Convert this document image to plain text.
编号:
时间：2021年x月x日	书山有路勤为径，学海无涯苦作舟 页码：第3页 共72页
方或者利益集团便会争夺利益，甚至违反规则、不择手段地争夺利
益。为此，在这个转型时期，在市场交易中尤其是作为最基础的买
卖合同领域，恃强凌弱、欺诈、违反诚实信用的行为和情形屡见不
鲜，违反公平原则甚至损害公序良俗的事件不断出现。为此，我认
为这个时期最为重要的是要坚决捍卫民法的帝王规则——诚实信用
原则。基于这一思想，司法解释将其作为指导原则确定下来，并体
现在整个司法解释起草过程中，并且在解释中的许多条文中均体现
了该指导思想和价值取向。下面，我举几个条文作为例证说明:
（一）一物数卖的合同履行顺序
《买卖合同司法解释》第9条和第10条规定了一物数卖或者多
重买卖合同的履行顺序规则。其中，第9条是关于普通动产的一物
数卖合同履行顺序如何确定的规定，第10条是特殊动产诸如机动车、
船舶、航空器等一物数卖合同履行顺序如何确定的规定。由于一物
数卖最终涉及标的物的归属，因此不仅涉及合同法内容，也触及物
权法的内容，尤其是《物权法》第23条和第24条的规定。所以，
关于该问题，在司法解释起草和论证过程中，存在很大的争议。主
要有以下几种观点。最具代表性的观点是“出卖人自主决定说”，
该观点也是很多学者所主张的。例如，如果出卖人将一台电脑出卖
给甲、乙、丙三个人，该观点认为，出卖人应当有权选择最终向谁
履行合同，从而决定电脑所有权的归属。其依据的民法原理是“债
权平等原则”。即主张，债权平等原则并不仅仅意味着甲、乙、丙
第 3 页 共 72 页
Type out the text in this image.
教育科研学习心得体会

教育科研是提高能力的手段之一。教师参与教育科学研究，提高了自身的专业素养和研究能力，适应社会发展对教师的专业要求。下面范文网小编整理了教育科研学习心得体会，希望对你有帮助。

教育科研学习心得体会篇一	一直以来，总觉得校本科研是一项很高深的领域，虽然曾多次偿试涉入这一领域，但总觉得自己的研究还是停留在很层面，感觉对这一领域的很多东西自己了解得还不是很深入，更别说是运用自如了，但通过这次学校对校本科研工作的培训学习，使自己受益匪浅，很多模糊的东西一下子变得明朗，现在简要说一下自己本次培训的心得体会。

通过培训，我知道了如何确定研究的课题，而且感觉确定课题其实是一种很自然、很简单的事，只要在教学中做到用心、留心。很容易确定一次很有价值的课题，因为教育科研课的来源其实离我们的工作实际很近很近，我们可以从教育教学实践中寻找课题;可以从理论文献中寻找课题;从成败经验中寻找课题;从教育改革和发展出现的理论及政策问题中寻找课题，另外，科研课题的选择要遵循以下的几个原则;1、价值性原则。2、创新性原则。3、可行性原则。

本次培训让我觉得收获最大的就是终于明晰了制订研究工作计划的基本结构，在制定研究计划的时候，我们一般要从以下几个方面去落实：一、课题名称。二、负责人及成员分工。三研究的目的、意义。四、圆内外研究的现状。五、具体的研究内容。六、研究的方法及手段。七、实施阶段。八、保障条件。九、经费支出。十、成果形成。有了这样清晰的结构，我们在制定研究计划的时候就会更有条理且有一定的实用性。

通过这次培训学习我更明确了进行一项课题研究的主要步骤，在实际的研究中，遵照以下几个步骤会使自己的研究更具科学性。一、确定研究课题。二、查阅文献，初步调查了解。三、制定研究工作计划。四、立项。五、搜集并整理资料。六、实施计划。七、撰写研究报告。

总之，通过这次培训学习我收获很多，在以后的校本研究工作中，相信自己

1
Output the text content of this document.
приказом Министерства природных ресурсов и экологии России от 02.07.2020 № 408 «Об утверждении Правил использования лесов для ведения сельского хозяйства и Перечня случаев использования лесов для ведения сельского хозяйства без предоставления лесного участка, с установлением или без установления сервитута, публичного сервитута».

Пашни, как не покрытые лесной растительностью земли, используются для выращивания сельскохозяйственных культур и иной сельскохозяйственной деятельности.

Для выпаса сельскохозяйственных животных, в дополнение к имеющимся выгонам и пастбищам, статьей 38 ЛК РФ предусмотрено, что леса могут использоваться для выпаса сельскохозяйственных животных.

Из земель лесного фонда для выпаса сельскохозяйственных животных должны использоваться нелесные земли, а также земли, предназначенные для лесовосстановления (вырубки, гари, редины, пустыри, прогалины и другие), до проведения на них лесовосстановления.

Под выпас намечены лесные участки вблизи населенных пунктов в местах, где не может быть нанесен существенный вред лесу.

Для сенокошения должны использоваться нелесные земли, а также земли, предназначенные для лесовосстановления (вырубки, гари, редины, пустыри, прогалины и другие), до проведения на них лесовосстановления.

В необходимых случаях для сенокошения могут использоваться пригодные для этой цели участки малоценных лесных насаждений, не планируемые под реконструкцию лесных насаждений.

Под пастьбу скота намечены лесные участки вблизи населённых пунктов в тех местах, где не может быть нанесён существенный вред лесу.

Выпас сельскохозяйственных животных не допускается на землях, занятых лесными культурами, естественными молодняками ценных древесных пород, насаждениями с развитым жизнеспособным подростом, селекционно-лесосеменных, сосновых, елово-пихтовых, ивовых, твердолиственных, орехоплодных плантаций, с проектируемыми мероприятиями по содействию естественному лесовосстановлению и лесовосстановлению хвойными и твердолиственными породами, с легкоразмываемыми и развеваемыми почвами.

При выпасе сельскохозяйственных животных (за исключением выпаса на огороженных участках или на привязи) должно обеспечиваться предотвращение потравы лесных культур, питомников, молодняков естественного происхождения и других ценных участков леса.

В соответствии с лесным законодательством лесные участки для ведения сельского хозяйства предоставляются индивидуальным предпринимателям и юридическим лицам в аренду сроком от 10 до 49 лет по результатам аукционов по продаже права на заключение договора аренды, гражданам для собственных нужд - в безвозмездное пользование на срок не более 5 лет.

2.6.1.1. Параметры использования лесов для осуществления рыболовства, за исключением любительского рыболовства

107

——————————

- **Problem description**
Each record above should be repeated exactly as it appears.

- **Task solution**
Convert this document image to plain text.
编号:
时间：2021年x月x日	书山有路勤为径，学海无涯苦作舟 页码：第3页 共72页
方或者利益集团便会争夺利益，甚至违反规则、不择手段地争夺利
益。为此，在这个转型时期，在市场交易中尤其是作为最基础的买
卖合同领域，恃强凌弱、欺诈、违反诚实信用的行为和情形屡见不
鲜，违反公平原则甚至损害公序良俗的事件不断出现。为此，我认
为这个时期最为重要的是要坚决捍卫民法的帝王规则——诚实信用
原则。基于这一思想，司法解释将其作为指导原则确定下来，并体
现在整个司法解释起草过程中，并且在解释中的许多条文中均体现
了该指导思想和价值取向。下面，我举几个条文作为例证说明:
（一）一物数卖的合同履行顺序
《买卖合同司法解释》第9条和第10条规定了一物数卖或者多
重买卖合同的履行顺序规则。其中，第9条是关于普通动产的一物
数卖合同履行顺序如何确定的规定，第10条是特殊动产诸如机动车、
船舶、航空器等一物数卖合同履行顺序如何确定的规定。由于一物
数卖最终涉及标的物的归属，因此不仅涉及合同法内容，也触及物
权法的内容，尤其是《物权法》第23条和第24条的规定。所以，
关于该问题，在司法解释起草和论证过程中，存在很大的争议。主
要有以下几种观点。最具代表性的观点是“出卖人自主决定说”，
该观点也是很多学者所主张的。例如，如果出卖人将一台电脑出卖
给甲、乙、丙三个人，该观点认为，出卖人应当有权选择最终向谁
履行合同，从而决定电脑所有权的归属。其依据的民法原理是“债
权平等原则”。即主张，债权平等原则并不仅仅意味着甲、乙、丙
第 3 页 共 72 页
Type out the text in this image.
教育科研学习心得体会

教育科研是提高能力的手段之一。教师参与教育科学研究，提高了自身的专业素养和研究能力，适应社会发展对教师的专业要求。下面范文网小编整理了教育科研学习心得体会，希望对你有帮助。

教育科研学习心得体会篇一	一直以来，总觉得校本科研是一项很高深的领域，虽然曾多次偿试涉入这一领域，但总觉得自己的研究还是停留在很层面，感觉对这一领域的很多东西自己了解得还不是很深入，更别说是运用自如了，但通过这次学校对校本科研工作的培训学习，使自己受益匪浅，很多模糊的东西一下子变得明朗，现在简要说一下自己本次培训的心得体会。

通过培训，我知道了如何确定研究的课题，而且感觉确定课题其实是一种很自然、很简单的事，只要在教学中做到用心、留心。很容易确定一次很有价值的课题，因为教育科研课的来源其实离我们的工作实际很近很近，我们可以从教育教学实践中寻找课题;可以从理论文献中寻找课题;从成败经验中寻找课题;从教育改革和发展出现的理论及政策问题中寻找课题，另外，科研课题的选择要遵循以下的几个原则;1、价值性原则。2、创新性原则。3、可行性原则。

本次培训让我觉得收获最大的就是终于明晰了制订研究工作计划的基本结构，在制定研究计划的时候，我们一般要从以下几个方面去落实：一、课题名称。二、负责人及成员分工。三研究的目的、意义。四、圆内外研究的现状。五、具体的研究内容。六、研究的方法及手段。七、实施阶段。八、保障条件。九、经费支出。十、成果形成。有了这样清晰的结构，我们在制定研究计划的时候就会更有条理且有一定的实用性。

通过这次培训学习我更明确了进行一项课题研究的主要步骤，在实际的研究中，遵照以下几个步骤会使自己的研究更具科学性。一、确定研究课题。二、查阅文献，初步调查了解。三、制定研究工作计划。四、立项。五、搜集并整理资料。六、实施计划。七、撰写研究报告。

总之，通过这次培训学习我收获很多，在以后的校本研究工作中，相信自己

1
Output the text content of this document.
приказом Министерства природных ресурсов и экологии России от 02.07.2020 № 408 «Об утверждении Правил использования лесов для ведения сельского хозяйства и Перечня случаев использования лесов для ведения сельского хозяйства без предоставления лесного участка, с установлением или без установления сервитута, публичного сервитута».

Пашни, как не покрытые лесной растительностью земли, используются для выращивания сельскохозяйственных культур и иной сельскохозяйственной деятельности.

Для выпаса сельскохозяйственных животных, в дополнение к имеющимся выгонам и пастбищам, статьей 38 ЛК РФ предусмотрено, что леса могут использоваться для выпаса сельскохозяйственных животных.

Из земель лесного фонда для выпаса сельскохозяйственных животных должны использоваться нелесные земли, а также земли, предназначенные для лесовосстановления (вырубки, гари, редины, пустыри, прогалины и другие), до проведения на них лесовосстановления.

Под выпас намечены лесные участки вблизи населенных пунктов в местах, где не может быть нанесен существенный вред лесу.

Для сенокошения должны использоваться нелесные земли, а также земли, предназначенные для лесовосстановления (вырубки, гари, редины, пустыри, прогалины и другие), до проведения на них лесовосстановления.

В необходимых случаях для сенокошения могут использоваться пригодные для этой цели участки малоценных лесных насаждений, не планируемые под реконструкцию лесных насаждений.

Под пастьбу скота намечены лесные участки вблизи населённых пунктов в тех местах, где не может быть нанесён существенный вред лесу.

Выпас сельскохозяйственных животных не допускается на землях, занятых лесными культурами, естественными молодняками ценных древесных пород, насаждениями с развитым жизнеспособным подростом, селекционно-лесосеменных, сосновых, елово-пихтовых, ивовых, твердолиственных, орехоплодных плантаций, с проектируемыми мероприятиями по содействию естественному лесовосстановлению и лесовосстановлению хвойными и твердолиственными породами, с легкоразмываемыми и развеваемыми почвами.

При выпасе сельскохозяйственных животных (за исключением выпаса на огороженных участках или на привязи) должно обеспечиваться предотвращение потравы лесных культур, питомников, молодняков естественного происхождения и других ценных участков леса.

В соответствии с лесным законодательством лесные участки для ведения сельского хозяйства предоставляются индивидуальным предпринимателям и юридическим лицам в аренду сроком от 10 до 49 лет по результатам аукционов по продаже права на заключение договора аренды, гражданам для собственных нужд - в безвозмездное пользование на срок не более 5 лет.

2.6.1.1. Параметры использования лесов для осуществления рыболовства, за исключением любительского рыболовства

107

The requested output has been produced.